Task prompt: All of the material below is to be restated word for word, apart from the pictures.

──────── Extracted information

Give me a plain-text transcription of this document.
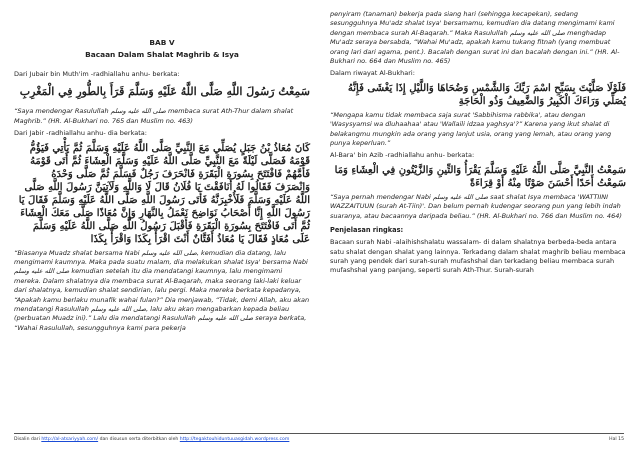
BAB V
Bacaan Dalam Shalat Maghrib & Isya

Dari Jubair bin Muth'im -radhiallahu anhu- berkata:

سَمِعْتُ رَسُولَ اللَّهِ صَلَّى اللَّهُ عَلَيْهِ وَسَلَّمَ قَرَأَ بِالطُّورِ فِي الْمَغْرِبِ

“Saya mendengar Rasulullah صلى الله عليه وسلم membaca surat Ath-Thur dalam shalat Maghrib.” (HR. Al-Bukhari no. 765 dan Muslim no. 463)

Dari Jabir -radhiallahu anhu- dia berkata:

كَانَ مُعَاذُ بْنُ جَبَلٍ يُصَلِّي مَعَ النَّبِيِّ صَلَّى اللَّهُ عَلَيْهِ وَسَلَّمَ ثُمَّ يَأْتِي فَيَؤُمُّ قَوْمَهُ فَصَلَّى لَيْلَةً مَعَ النَّبِيِّ صَلَّى اللَّهُ عَلَيْهِ وَسَلَّمَ الْعِشَاءَ ثُمَّ أَتَى قَوْمَهُ فَأَمَّهُمْ فَافْتَتَحَ بِسُورَةِ الْبَقَرَةِ فَانْحَرَفَ رَجُلٌ فَسَلَّمَ ثُمَّ صَلَّى وَحْدَهُ وَانْصَرَفَ فَقَالُوا لَهُ أَنَافَقْتَ يَا فُلَانُ قَالَ لَا وَاللَّهِ وَلَآتِيَنَّ رَسُولَ اللَّهِ صَلَّى اللَّهُ عَلَيْهِ وَسَلَّمَ فَلَأُخْبِرَنَّهُ فَأَتَى رَسُولَ اللَّهِ صَلَّى اللَّهُ عَلَيْهِ وَسَلَّمَ فَقَالَ يَا رَسُولَ اللَّهِ إِنَّا أَصْحَابُ نَوَاضِحَ نَعْمَلُ بِالنَّهَارِ وَإِنَّ مُعَاذًا صَلَّى مَعَكَ الْعِشَاءَ ثُمَّ أَتَى فَافْتَتَحَ بِسُورَةِ الْبَقَرَةِ فَأَقْبَلَ رَسُولُ اللَّهِ صَلَّى اللَّهُ عَلَيْهِ وَسَلَّمَ عَلَى مُعَاذٍ فَقَالَ يَا مُعَاذُ أَفَتَّانٌ أَنْتَ اقْرَأْ بِكَذَا وَاقْرَأْ بِكَذَا

“Biasanya Muadz shalat bersama Nabi صلى الله عليه وسلم, kemudian dia datang, lalu mengimami kaumnya. Maka pada suatu malam, dia melakukan shalat Isya' bersama Nabi صلى الله عليه وسلم kemudian setelah itu dia mendatangi kaumnya, lalu mengimami mereka. Dalam shalatnya dia membaca surat Al-Baqarah, maka seorang laki-laki keluar dari shalatnya, kemudian shalat sendirian, lalu pergi. Maka mereka berkata kepadanya, “Apakah kamu berlaku munafik wahai fulan?” Dia menjawab, “Tidak, demi Allah, aku akan mendatangi Rasulullah صلى الله عليه وسلم, lalu aku akan mengabarkan kepada beliau (perbuatan Muadz ini).” Lalu dia mendatangi Rasulullah صلى الله عليه وسلم seraya berkata, “Wahai Rasulullah, sesungguhnya kami para pekerja

penyiram (tanaman) bekerja pada siang hari (sehingga kecapekan), sedang sesungguhnya Mu'adz shalat Isya' bersamamu, kemudian dia datang mengimami kami dengan membaca surah Al-Baqarah.” Maka Rasulullah صلى الله عليه وسلم menghadap Mu'adz seraya bersabda, “Wahai Mu'adz, apakah kamu tukang fitnah (yang membuat orang lari dari agama, pent.). Bacalah dengan surat ini dan bacalah dengan ini.” (HR. Al-Bukhari no. 664 dan Muslim no. 465)

Dalam riwayat Al-Bukhari:

فَلَوْلَا صَلَّيْتَ بِسَبِّحِ اسْمَ رَبِّكَ وَالشَّمْسِ وَضُحَاهَا وَاللَّيْلِ إِذَا يَغْشَى فَإِنَّهُ يُصَلِّي وَرَاءَكَ الْكَبِيرُ وَالضَّعِيفُ وَذُو الْحَاجَةِ

“Mengapa kamu tidak membaca saja surat 'Sabbihisma rabbika', atau dengan 'Wasysyamsi wa dluhaahaa' atau 'Wallaili idzaa yaghsya'?” Karena yang ikut shalat di belakangmu mungkin ada orang yang lanjut usia, orang yang lemah, atau orang yang punya keperluan.”

Al-Bara' bin Azib -radhiallahu anhu- berkata:

سَمِعْتُ النَّبِيَّ صَلَّى اللَّهُ عَلَيْهِ وَسَلَّمَ يَقْرَأُ وَالتِّينِ وَالزَّيْتُونِ فِي الْعِشَاءِ وَمَا سَمِعْتُ أَحَدًا أَحْسَنَ صَوْتًا مِنْهُ أَوْ قِرَاءَةً

“Saya pernah mendengar Nabi صلى الله عليه وسلم saat shalat Isya membaca 'WATTIINI WAZZAITUUN (surah At-Tiin)'. Dan belum pernah kudengar seorang pun yang lebih indah suaranya, atau bacaannya daripada beliau.” (HR. Al-Bukhari no. 766 dan Muslim no. 464)

Penjelasan ringkas:

Bacaan surah Nabi -alaihishshalatu wassalam- di dalam shalatnya berbeda-beda antara satu shalat dengan shalat yang lainnya. Terkadang dalam shalat maghrib beliau membaca surah yang pendek dari surah-surah mufashshal dan terkadang beliau membaca surah mufashshal yang panjang, seperti surah Ath-Thur. Surah-surah

Disalin dari http://al-atsariyyah.com/ dan disusun serta diterbitkan oleh http://tegaktouhiduntuuasgidah.wordpress.com	Hal 15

────────────────

Task response:
Give me a plain-text transcription of this document.
BAB V
Bacaan Dalam Shalat Maghrib & Isya

Dari Jubair bin Muth'im -radhiallahu anhu- berkata:

سَمِعْتُ رَسُولَ اللَّهِ صَلَّى اللَّهُ عَلَيْهِ وَسَلَّمَ قَرَأَ بِالطُّورِ فِي الْمَغْرِبِ

“Saya mendengar Rasulullah صلى الله عليه وسلم membaca surat Ath-Thur dalam shalat Maghrib.” (HR. Al-Bukhari no. 765 dan Muslim no. 463)

Dari Jabir -radhiallahu anhu- dia berkata:

كَانَ مُعَاذُ بْنُ جَبَلٍ يُصَلِّي مَعَ النَّبِيِّ صَلَّى اللَّهُ عَلَيْهِ وَسَلَّمَ ثُمَّ يَأْتِي فَيَؤُمُّ قَوْمَهُ فَصَلَّى لَيْلَةً مَعَ النَّبِيِّ صَلَّى اللَّهُ عَلَيْهِ وَسَلَّمَ الْعِشَاءَ ثُمَّ أَتَى قَوْمَهُ فَأَمَّهُمْ فَافْتَتَحَ بِسُورَةِ الْبَقَرَةِ فَانْحَرَفَ رَجُلٌ فَسَلَّمَ ثُمَّ صَلَّى وَحْدَهُ وَانْصَرَفَ فَقَالُوا لَهُ أَنَافَقْتَ يَا فُلَانُ قَالَ لَا وَاللَّهِ وَلَآتِيَنَّ رَسُولَ اللَّهِ صَلَّى اللَّهُ عَلَيْهِ وَسَلَّمَ فَلَأُخْبِرَنَّهُ فَأَتَى رَسُولَ اللَّهِ صَلَّى اللَّهُ عَلَيْهِ وَسَلَّمَ فَقَالَ يَا رَسُولَ اللَّهِ إِنَّا أَصْحَابُ نَوَاضِحَ نَعْمَلُ بِالنَّهَارِ وَإِنَّ مُعَاذًا صَلَّى مَعَكَ الْعِشَاءَ ثُمَّ أَتَى فَافْتَتَحَ بِسُورَةِ الْبَقَرَةِ فَأَقْبَلَ رَسُولُ اللَّهِ صَلَّى اللَّهُ عَلَيْهِ وَسَلَّمَ عَلَى مُعَاذٍ فَقَالَ يَا مُعَاذُ أَفَتَّانٌ أَنْتَ اقْرَأْ بِكَذَا وَاقْرَأْ بِكَذَا

“Biasanya Muadz shalat bersama Nabi صلى الله عليه وسلم, kemudian dia datang, lalu mengimami kaumnya. Maka pada suatu malam, dia melakukan shalat Isya' bersama Nabi صلى الله عليه وسلم kemudian setelah itu dia mendatangi kaumnya, lalu mengimami mereka. Dalam shalatnya dia membaca surat Al-Baqarah, maka seorang laki-laki keluar dari shalatnya, kemudian shalat sendirian, lalu pergi. Maka mereka berkata kepadanya, “Apakah kamu berlaku munafik wahai fulan?” Dia menjawab, “Tidak, demi Allah, aku akan mendatangi Rasulullah صلى الله عليه وسلم, lalu aku akan mengabarkan kepada beliau (perbuatan Muadz ini).” Lalu dia mendatangi Rasulullah صلى الله عليه وسلم seraya berkata, “Wahai Rasulullah, sesungguhnya kami para pekerja

penyiram (tanaman) bekerja pada siang hari (sehingga kecapekan), sedang sesungguhnya Mu'adz shalat Isya' bersamamu, kemudian dia datang mengimami kami dengan membaca surah Al-Baqarah.” Maka Rasulullah صلى الله عليه وسلم menghadap Mu'adz seraya bersabda, “Wahai Mu'adz, apakah kamu tukang fitnah (yang membuat orang lari dari agama, pent.). Bacalah dengan surat ini dan bacalah dengan ini.” (HR. Al-Bukhari no. 664 dan Muslim no. 465)

Dalam riwayat Al-Bukhari:

فَلَوْلَا صَلَّيْتَ بِسَبِّحِ اسْمَ رَبِّكَ وَالشَّمْسِ وَضُحَاهَا وَاللَّيْلِ إِذَا يَغْشَى فَإِنَّهُ يُصَلِّي وَرَاءَكَ الْكَبِيرُ وَالضَّعِيفُ وَذُو الْحَاجَةِ

“Mengapa kamu tidak membaca saja surat 'Sabbihisma rabbika', atau dengan 'Wasysyamsi wa dluhaahaa' atau 'Wallaili idzaa yaghsya'?” Karena yang ikut shalat di belakangmu mungkin ada orang yang lanjut usia, orang yang lemah, atau orang yang punya keperluan.”

Al-Bara' bin Azib -radhiallahu anhu- berkata:

سَمِعْتُ النَّبِيَّ صَلَّى اللَّهُ عَلَيْهِ وَسَلَّمَ يَقْرَأُ وَالتِّينِ وَالزَّيْتُونِ فِي الْعِشَاءِ وَمَا سَمِعْتُ أَحَدًا أَحْسَنَ صَوْتًا مِنْهُ أَوْ قِرَاءَةً

“Saya pernah mendengar Nabi صلى الله عليه وسلم saat shalat Isya membaca 'WATTIINI WAZZAITUUN (surah At-Tiin)'. Dan belum pernah kudengar seorang pun yang lebih indah suaranya, atau bacaannya daripada beliau.” (HR. Al-Bukhari no. 766 dan Muslim no. 464)

Penjelasan ringkas:

Bacaan surah Nabi -alaihishshalatu wassalam- di dalam shalatnya berbeda-beda antara satu shalat dengan shalat yang lainnya. Terkadang dalam shalat maghrib beliau membaca surah yang pendek dari surah-surah mufashshal dan terkadang beliau membaca surah mufashshal yang panjang, seperti surah Ath-Thur. Surah-surah

Disalin dari http://al-atsariyyah.com/ dan disusun serta diterbitkan oleh http://tegaktouhiduntuuasgidah.wordpress.com	Hal 15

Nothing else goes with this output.